• _INPUT MATERIAL_:

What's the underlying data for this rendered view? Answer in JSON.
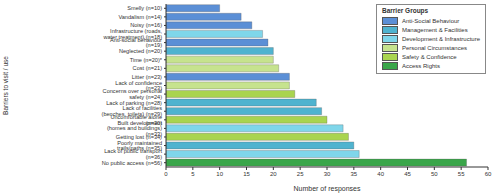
{
  "chart_data": {
    "type": "bar",
    "orientation": "horizontal",
    "x_label": "Number of responses",
    "y_label": "Barriers to visit / use",
    "categories": [
      "Smelly (n=10)",
      "Vandalism (n=14)",
      "Noisy (n=16)",
      "Infrastructure (roads, water treatment) (n=18)",
      "Anti-social behaviour (n=19)",
      "Neglected (n=20)",
      "Time (n=20)*",
      "Cost (n=21)",
      "Litter (n=23)",
      "Lack of confidence (n=23)",
      "Concerns over personal safety (n=24)",
      "Lack of parking (n=28)",
      "Lack of facilities (benches, toilets) (n=29)",
      "Uncomfortable alone (n=30)",
      "Built development (homes and buildings) (n=33)",
      "Getting lost (n=34)",
      "Poorly maintained trails/paths (n=35)",
      "Lack of public transport (n=36)",
      "No public access (n=56)"
    ],
    "values": [
      10,
      14,
      16,
      18,
      19,
      20,
      20,
      21,
      23,
      23,
      24,
      28,
      29,
      30,
      33,
      34,
      35,
      36,
      56
    ],
    "colors": [
      "#5b8fd6",
      "#5b8fd6",
      "#5b8fd6",
      "#7fd6ea",
      "#5b8fd6",
      "#4fb3cf",
      "#c6e38e",
      "#c6e38e",
      "#5b8fd6",
      "#c6e38e",
      "#a9d44f",
      "#4fb3cf",
      "#4fb3cf",
      "#a9d44f",
      "#7fd6ea",
      "#a9d44f",
      "#4fb3cf",
      "#7fd6ea",
      "#3aa64a"
    ],
    "xlim": [
      0,
      60
    ],
    "xticks": [
      0,
      5,
      10,
      15,
      20,
      25,
      30,
      35,
      40,
      45,
      50,
      55,
      60
    ],
    "grid": false,
    "legend": "upper right",
    "legend_title": "Barrier Groups",
    "groups": [
      {
        "name": "Anti-Social Behaviour",
        "color": "#5b8fd6"
      },
      {
        "name": "Management & Facilities",
        "color": "#4fb3cf"
      },
      {
        "name": "Development & Infrastructure",
        "color": "#7fd6ea"
      },
      {
        "name": "Personal Circumstances",
        "color": "#c6e38e"
      },
      {
        "name": "Safety & Confidence",
        "color": "#a9d44f"
      },
      {
        "name": "Access Rights",
        "color": "#3aa64a"
      }
    ]
  }
}
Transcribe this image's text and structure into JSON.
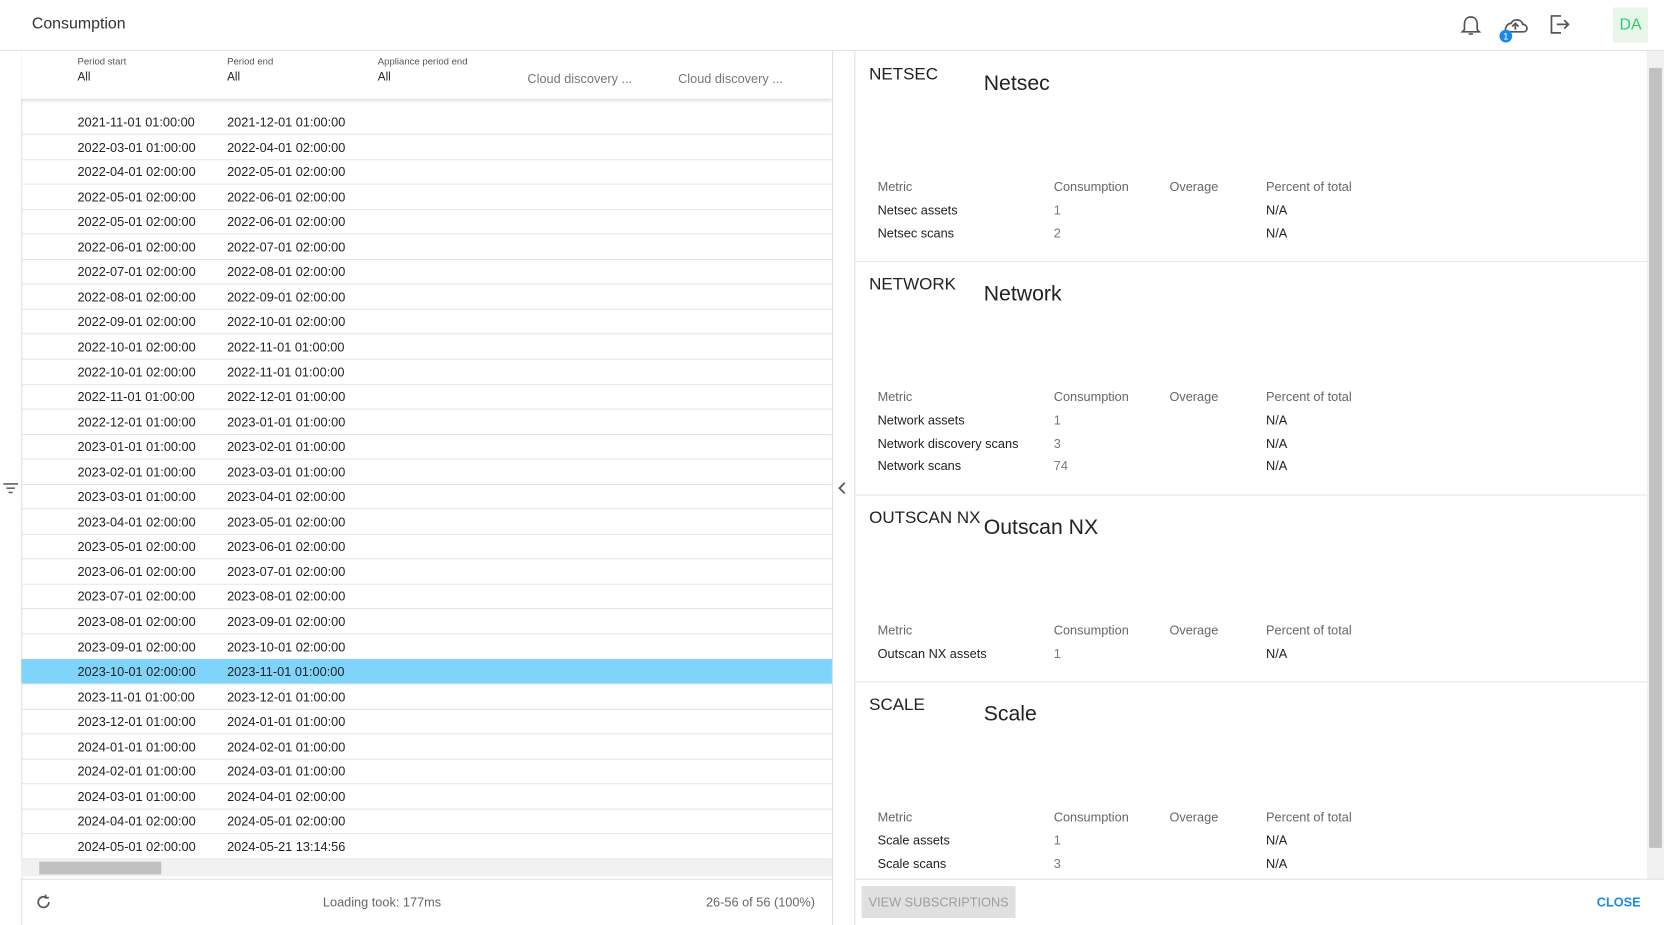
{
  "header": {
    "title": "Consumption",
    "badge": "1",
    "avatar": "DA"
  },
  "table": {
    "columns": [
      {
        "label": "Period start",
        "filter": "All"
      },
      {
        "label": "Period end",
        "filter": "All"
      },
      {
        "label": "Appliance period end",
        "filter": "All"
      },
      {
        "label": "Cloud discovery ..."
      },
      {
        "label": "Cloud discovery ..."
      }
    ],
    "rows": [
      [
        "2021-11-01 01:00:00",
        "2021-12-01 01:00:00"
      ],
      [
        "2022-03-01 01:00:00",
        "2022-04-01 02:00:00"
      ],
      [
        "2022-04-01 02:00:00",
        "2022-05-01 02:00:00"
      ],
      [
        "2022-05-01 02:00:00",
        "2022-06-01 02:00:00"
      ],
      [
        "2022-05-01 02:00:00",
        "2022-06-01 02:00:00"
      ],
      [
        "2022-06-01 02:00:00",
        "2022-07-01 02:00:00"
      ],
      [
        "2022-07-01 02:00:00",
        "2022-08-01 02:00:00"
      ],
      [
        "2022-08-01 02:00:00",
        "2022-09-01 02:00:00"
      ],
      [
        "2022-09-01 02:00:00",
        "2022-10-01 02:00:00"
      ],
      [
        "2022-10-01 02:00:00",
        "2022-11-01 01:00:00"
      ],
      [
        "2022-10-01 02:00:00",
        "2022-11-01 01:00:00"
      ],
      [
        "2022-11-01 01:00:00",
        "2022-12-01 01:00:00"
      ],
      [
        "2022-12-01 01:00:00",
        "2023-01-01 01:00:00"
      ],
      [
        "2023-01-01 01:00:00",
        "2023-02-01 01:00:00"
      ],
      [
        "2023-02-01 01:00:00",
        "2023-03-01 01:00:00"
      ],
      [
        "2023-03-01 01:00:00",
        "2023-04-01 02:00:00"
      ],
      [
        "2023-04-01 02:00:00",
        "2023-05-01 02:00:00"
      ],
      [
        "2023-05-01 02:00:00",
        "2023-06-01 02:00:00"
      ],
      [
        "2023-06-01 02:00:00",
        "2023-07-01 02:00:00"
      ],
      [
        "2023-07-01 02:00:00",
        "2023-08-01 02:00:00"
      ],
      [
        "2023-08-01 02:00:00",
        "2023-09-01 02:00:00"
      ],
      [
        "2023-09-01 02:00:00",
        "2023-10-01 02:00:00"
      ],
      [
        "2023-10-01 02:00:00",
        "2023-11-01 01:00:00"
      ],
      [
        "2023-11-01 01:00:00",
        "2023-12-01 01:00:00"
      ],
      [
        "2023-12-01 01:00:00",
        "2024-01-01 01:00:00"
      ],
      [
        "2024-01-01 01:00:00",
        "2024-02-01 01:00:00"
      ],
      [
        "2024-02-01 01:00:00",
        "2024-03-01 01:00:00"
      ],
      [
        "2024-03-01 01:00:00",
        "2024-04-01 02:00:00"
      ],
      [
        "2024-04-01 02:00:00",
        "2024-05-01 02:00:00"
      ],
      [
        "2024-05-01 02:00:00",
        "2024-05-21 13:14:56"
      ]
    ],
    "selected_row": 22,
    "footer": {
      "loading": "Loading took: 177ms",
      "range": "26-56 of 56 (100%)"
    }
  },
  "details": {
    "metric_headers": [
      "Metric",
      "Consumption",
      "Overage",
      "Percent of total"
    ],
    "products": [
      {
        "name": "Netsec",
        "badge": "NETSEC",
        "color": "#e91e63",
        "metrics": [
          [
            "Netsec assets",
            "1",
            "N/A"
          ],
          [
            "Netsec scans",
            "2",
            "N/A"
          ]
        ]
      },
      {
        "name": "Network",
        "badge": "NETWORK",
        "color": "#e91e63",
        "metrics": [
          [
            "Network assets",
            "1",
            "N/A"
          ],
          [
            "Network discovery scans",
            "3",
            "N/A"
          ],
          [
            "Network scans",
            "74",
            "N/A"
          ]
        ]
      },
      {
        "name": "Outscan NX",
        "badge": "OUTSCAN NX",
        "color": "#81c784",
        "metrics": [
          [
            "Outscan NX assets",
            "1",
            "N/A"
          ]
        ]
      },
      {
        "name": "Scale",
        "badge": "SCALE",
        "color": "#9c27b0",
        "metrics": [
          [
            "Scale assets",
            "1",
            "N/A"
          ],
          [
            "Scale scans",
            "3",
            "N/A"
          ]
        ]
      }
    ],
    "buttons": {
      "view": "VIEW SUBSCRIPTIONS",
      "close": "CLOSE"
    }
  }
}
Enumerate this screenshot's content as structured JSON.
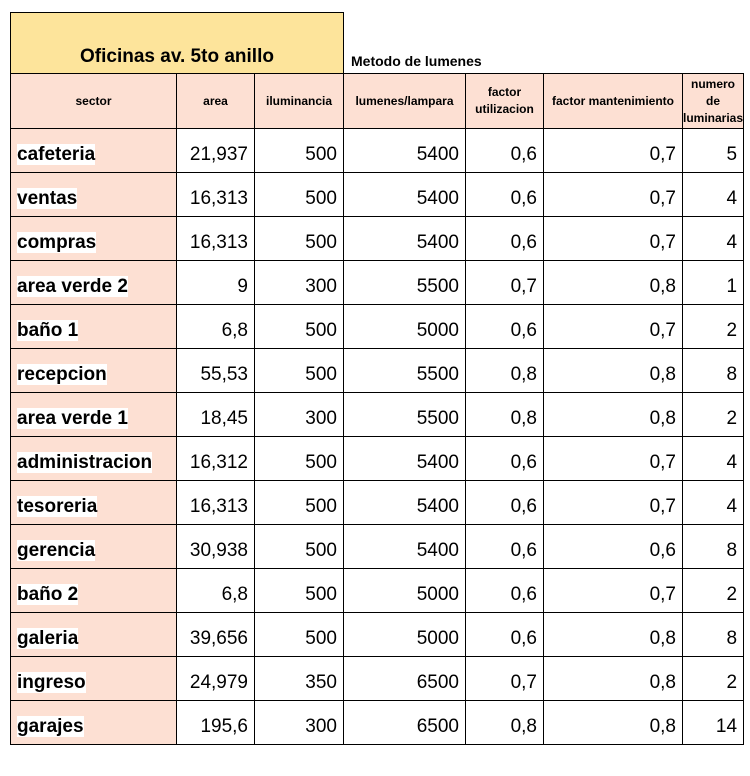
{
  "title": "Oficinas av. 5to anillo",
  "subtitle": "Metodo de lumenes",
  "columns": [
    "sector",
    "area",
    "iluminancia",
    "lumenes/lampara",
    "factor utilizacion",
    "factor mantenimiento",
    "numero de luminarias"
  ],
  "rows": [
    [
      "cafeteria",
      "21,937",
      "500",
      "5400",
      "0,6",
      "0,7",
      "5"
    ],
    [
      "ventas",
      "16,313",
      "500",
      "5400",
      "0,6",
      "0,7",
      "4"
    ],
    [
      "compras",
      "16,313",
      "500",
      "5400",
      "0,6",
      "0,7",
      "4"
    ],
    [
      "area verde 2",
      "9",
      "300",
      "5500",
      "0,7",
      "0,8",
      "1"
    ],
    [
      "baño 1",
      "6,8",
      "500",
      "5000",
      "0,6",
      "0,7",
      "2"
    ],
    [
      "recepcion",
      "55,53",
      "500",
      "5500",
      "0,8",
      "0,8",
      "8"
    ],
    [
      "area verde 1",
      "18,45",
      "300",
      "5500",
      "0,8",
      "0,8",
      "2"
    ],
    [
      "administracion",
      "16,312",
      "500",
      "5400",
      "0,6",
      "0,7",
      "4"
    ],
    [
      "tesoreria",
      "16,313",
      "500",
      "5400",
      "0,6",
      "0,7",
      "4"
    ],
    [
      "gerencia",
      "30,938",
      "500",
      "5400",
      "0,6",
      "0,6",
      "8"
    ],
    [
      "baño 2",
      "6,8",
      "500",
      "5000",
      "0,6",
      "0,7",
      "2"
    ],
    [
      "galeria",
      "39,656",
      "500",
      "5000",
      "0,6",
      "0,8",
      "8"
    ],
    [
      "ingreso",
      "24,979",
      "350",
      "6500",
      "0,7",
      "0,8",
      "2"
    ],
    [
      "garajes",
      "195,6",
      "300",
      "6500",
      "0,8",
      "0,8",
      "14"
    ]
  ],
  "colors": {
    "title_fill": "#fde49b",
    "header_fill": "#fde0d3",
    "sector_fill": "#fde0d3"
  }
}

• _EXERCISE DESCRIPTION_:
The lines to collect are those holding the string "Infrastructure"; copy them all.

• _EXPECTED ANSWER_:
      "Infrastructure (roads, water treatment) (n=18)",
        "name": "Development & Infrastructure",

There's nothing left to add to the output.